What you need to do: List each line of the data in which the string "colleagues" appears.

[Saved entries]
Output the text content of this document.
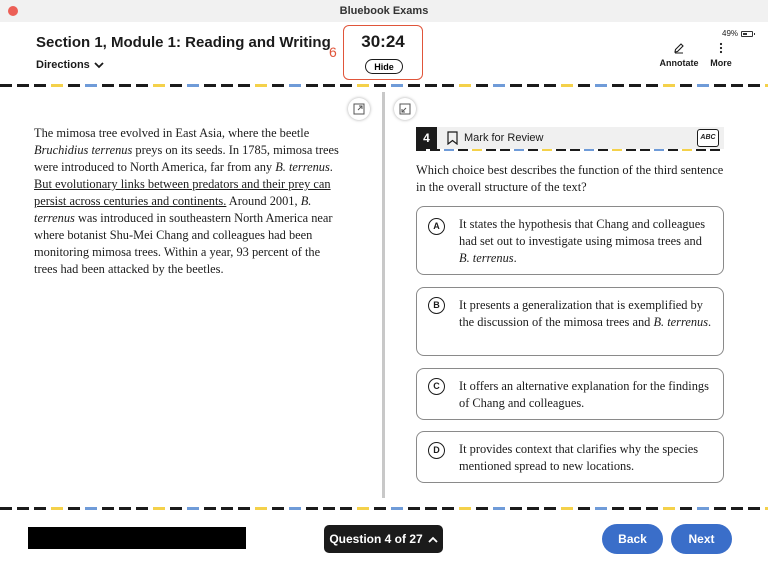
Bluebook Exams
Section 1, Module 1: Reading and Writing
Directions
6
30:24
Hide
49%
Annotate	More
The mimosa tree evolved in East Asia, where the beetle Bruchidius terrenus preys on its seeds. In 1785, mimosa trees were introduced to North America, far from any B. terrenus. But evolutionary links between predators and their prey can persist across centuries and continents. Around 2001, B. terrenus was introduced in southeastern North America near where botanist Shu-Mei Chang and colleagues had been monitoring mimosa trees. Within a year, 93 percent of the trees had been attacked by the beetles.
4	Mark for Review	ABC
Which choice best describes the function of the third sentence in the overall structure of the text?
A	It states the hypothesis that Chang and colleagues had set out to investigate using mimosa trees and B. terrenus.
B	It presents a generalization that is exemplified by the discussion of the mimosa trees and B. terrenus.
C	It offers an alternative explanation for the findings of Chang and colleagues.
D	It provides context that clarifies why the species mentioned spread to new locations.
Question 4 of 27	Back	Next
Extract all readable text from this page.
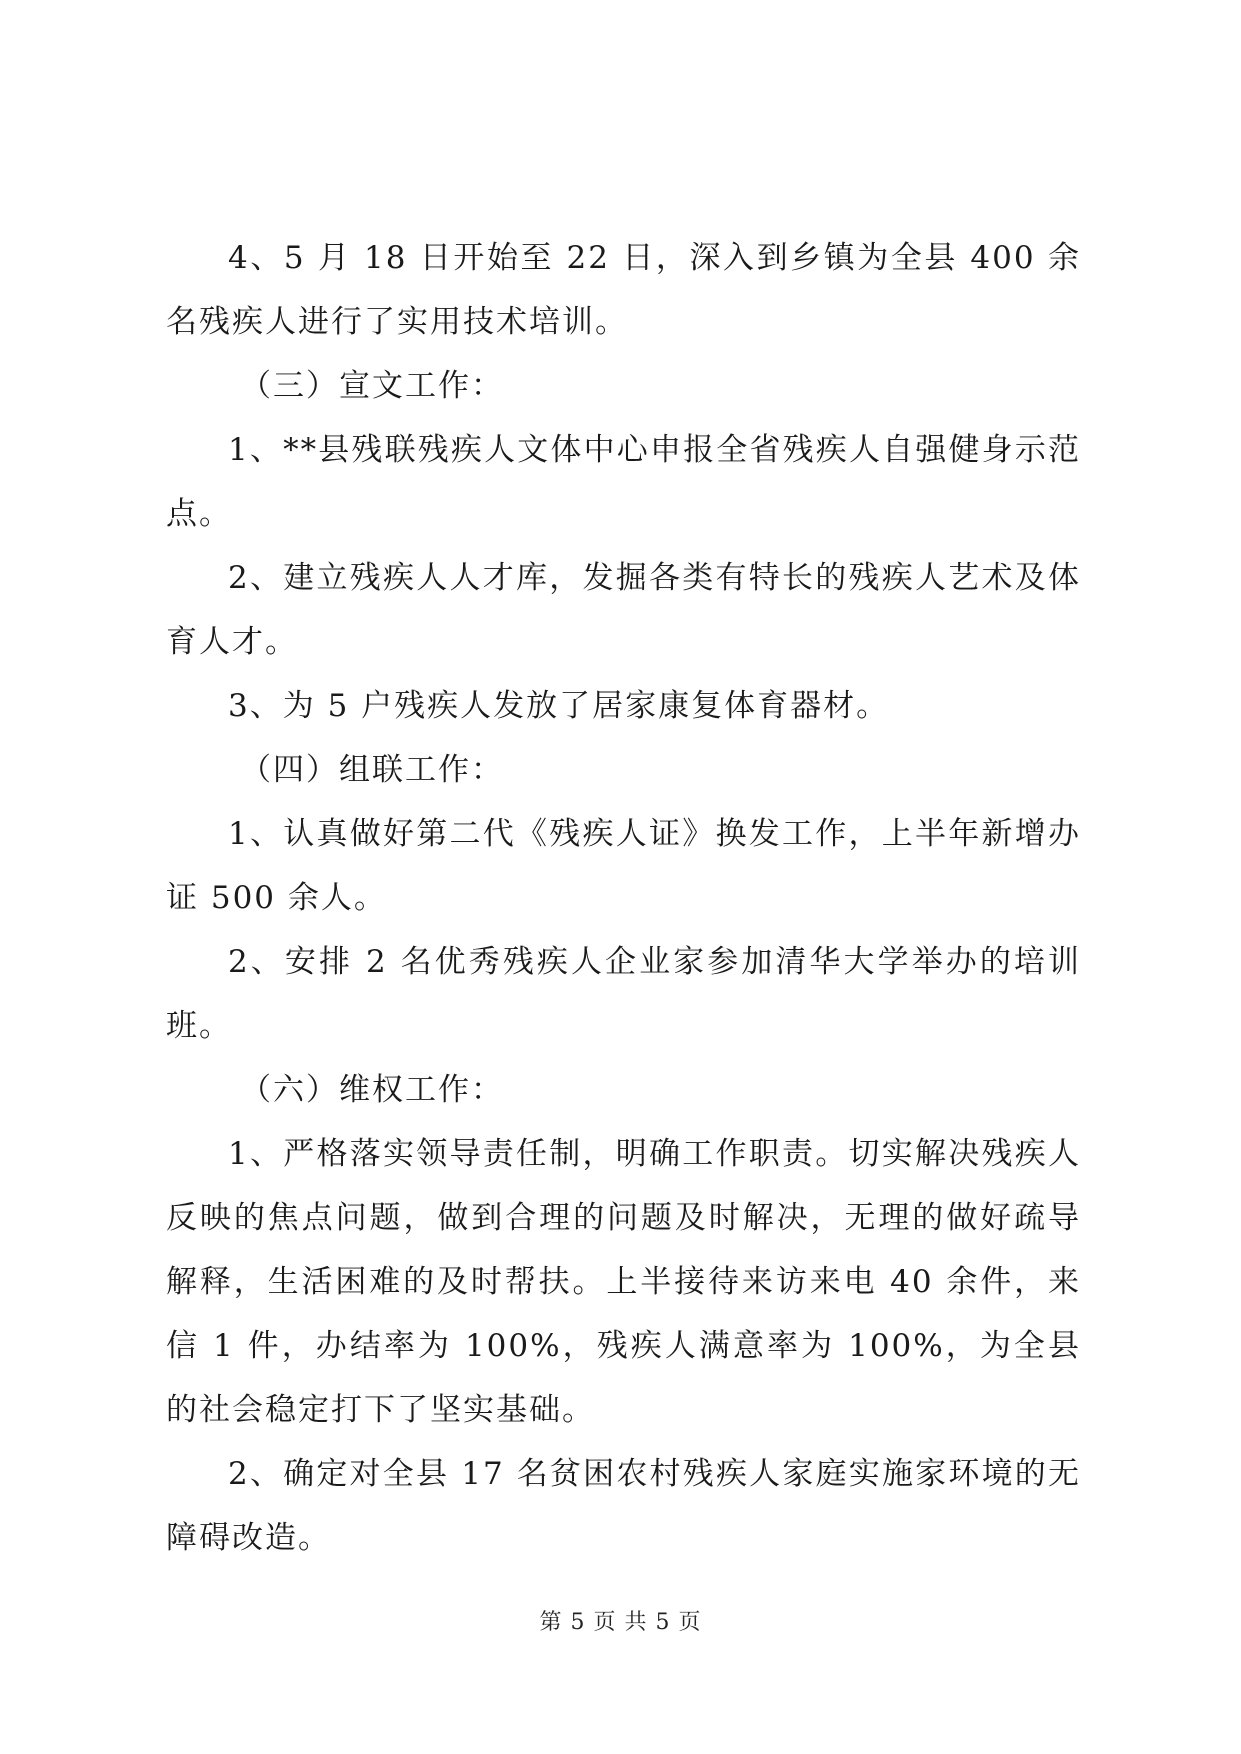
4、5 月 18 日开始至 22 日，深入到乡镇为全县 400 余名残疾人进行了实用技术培训。

（三）宣文工作：

1、**县残联残疾人文体中心申报全省残疾人自强健身示范点。

2、建立残疾人人才库，发掘各类有特长的残疾人艺术及体育人才。

3、为 5 户残疾人发放了居家康复体育器材。

（四）组联工作：

1、认真做好第二代《残疾人证》换发工作，上半年新增办证 500 余人。

2、安排 2 名优秀残疾人企业家参加清华大学举办的培训班。

（六）维权工作：

1、严格落实领导责任制，明确工作职责。切实解决残疾人反映的焦点问题，做到合理的问题及时解决，无理的做好疏导解释，生活困难的及时帮扶。上半接待来访来电 40 余件，来信 1 件，办结率为 100%，残疾人满意率为 100%，为全县的社会稳定打下了坚实基础。

2、确定对全县 17 名贫困农村残疾人家庭实施家环境的无障碍改造。

第 5 页 共 5 页
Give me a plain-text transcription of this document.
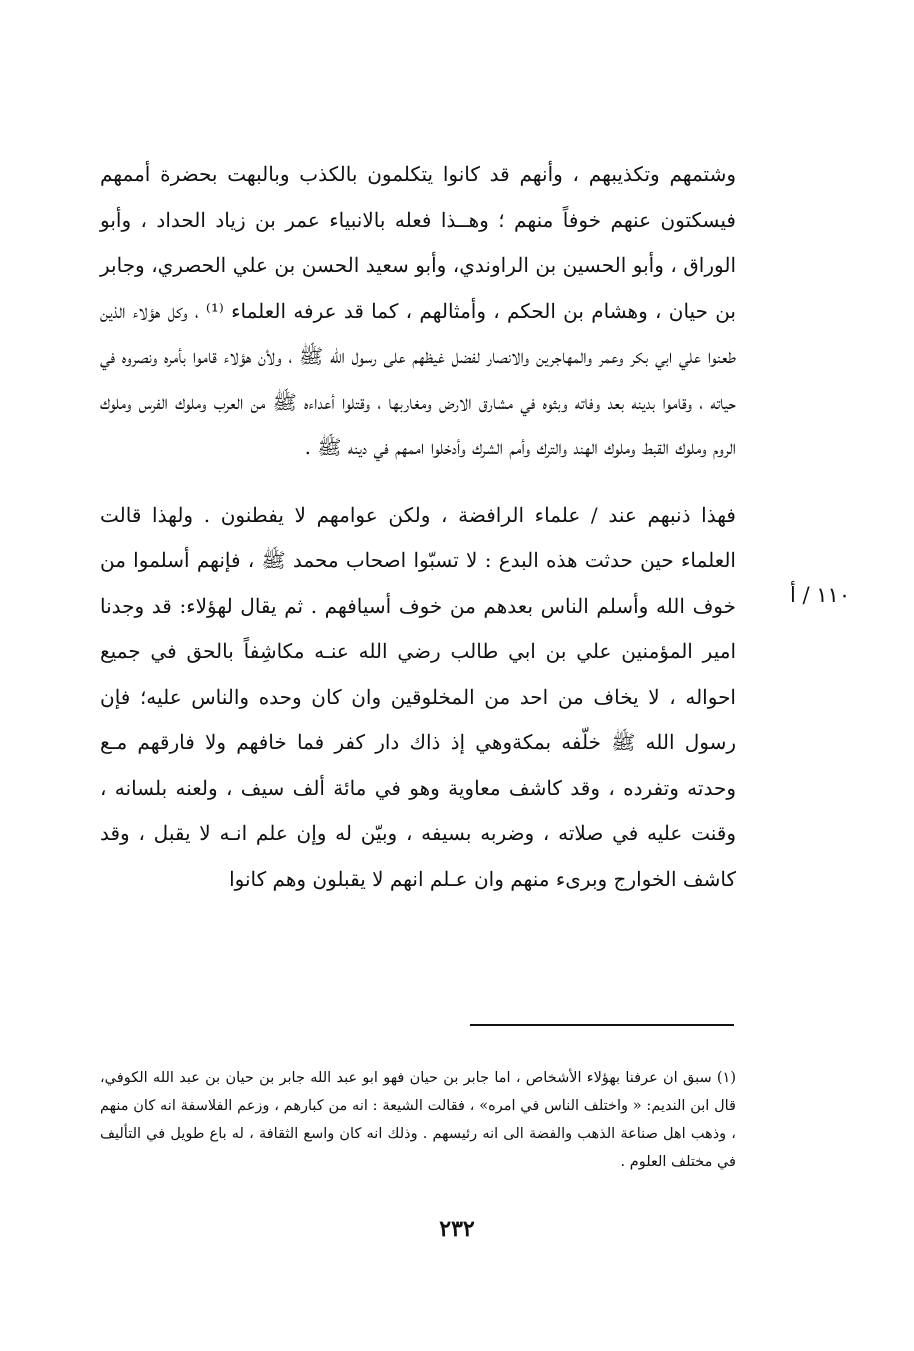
١١٠ / أ

وشتمهم وتكذيبهم ، وأنهم قد كانوا يتكلمون بالكذب وبالبهت بحضرة أممهم فيسكتون عنهم خوفاً منهم ؛ وهــذا فعله بالانبياء عمر بن زياد الحداد ، وأبو الوراق ، وأبو الحسين بن الراوندي، وأبو سعيد الحسن بن علي الحصري، وجابر بن حيان ، وهشام بن الحكم ، وأمثالهم ، كما قد عرفه العلماء ⁽¹⁾ ، وكل هؤلاء الذين طعنوا علي ابي بكر وعمر والمهاجرين والانصار لفضل غيظهم على رسول الله ﷺ ، ولأن هؤلاء قاموا بأمره ونصروه في حياته ، وقاموا بدينه بعد وفاته وبثوه في مشارق الارض ومغاربها ، وقتلوا أعداءه ﷺ من العرب وملوك الفرس وملوك الروم وملوك القبط وملوك الهند والترك وأمم الشرك وأدخلوا اممهم في دينه ﷺ .

فهذا ذنبهم عند / علماء الرافضة ، ولكن عوامهم لا يفطنون . ولهذا قالت العلماء حين حدثت هذه البدع : لا تسبّوا اصحاب محمد ﷺ ، فإنهم أسلموا من خوف الله وأسلم الناس بعدهم من خوف أسيافهم . ثم يقال لهؤلاء: قد وجدنا امير المؤمنين علي بن ابي طالب رضي الله عنـه مكاشِفاً بالحق في جميع احواله ، لا يخاف من احد من المخلوقين وان كان وحده والناس عليه؛ فإن رسول الله ﷺ خلّفه بمكةوهي إذ ذاك دار كفر فما خافهم ولا فارقهم مـع وحدته وتفرده ، وقد كاشف معاوية وهو في مائة ألف سيف ، ولعنه بلسانه ، وقنت عليه في صلاته ، وضربه بسيفه ، وبيّن له وإن علم انـه لا يقبل ، وقد كاشف الخوارج وبرىء منهم وان عـلم انهم لا يقبلون وهم كانوا

(١) سبق ان عرفنا بهؤلاء الأشخاص ، اما جابر بن حيان فهو ابو عبد الله جابر بن حيان بن عبد الله الكوفي، قال ابن النديم: « واختلف الناس في امره» ، فقالت الشيعة : انه من كبارهم ، وزعم الفلاسفة انه كان منهم ، وذهب اهل صناعة الذهب والفضة الى انه رئيسهم . وذلك انه كان واسع الثقافة ، له باع طويل في التأليف في مختلف العلوم .

٢٣٢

Result:
The mimosa tree evolved in East Asia, where the beetle Bruchidius terrenus preys on its seeds. In 1785, mimosa trees were introduced to North America, far from any B. terrenus. But evolutionary links between predators and their prey can persist across centuries and continents. Around 2001, B. terrenus was introduced in southeastern North America near where botanist Shu-Mei Chang and colleagues had been monitoring mimosa trees. Within a year, 93 percent of the trees had been attacked by the beetles.
A	It states the hypothesis that Chang and colleagues had set out to investigate using mimosa trees and B. terrenus.
C	It offers an alternative explanation for the findings of Chang and colleagues.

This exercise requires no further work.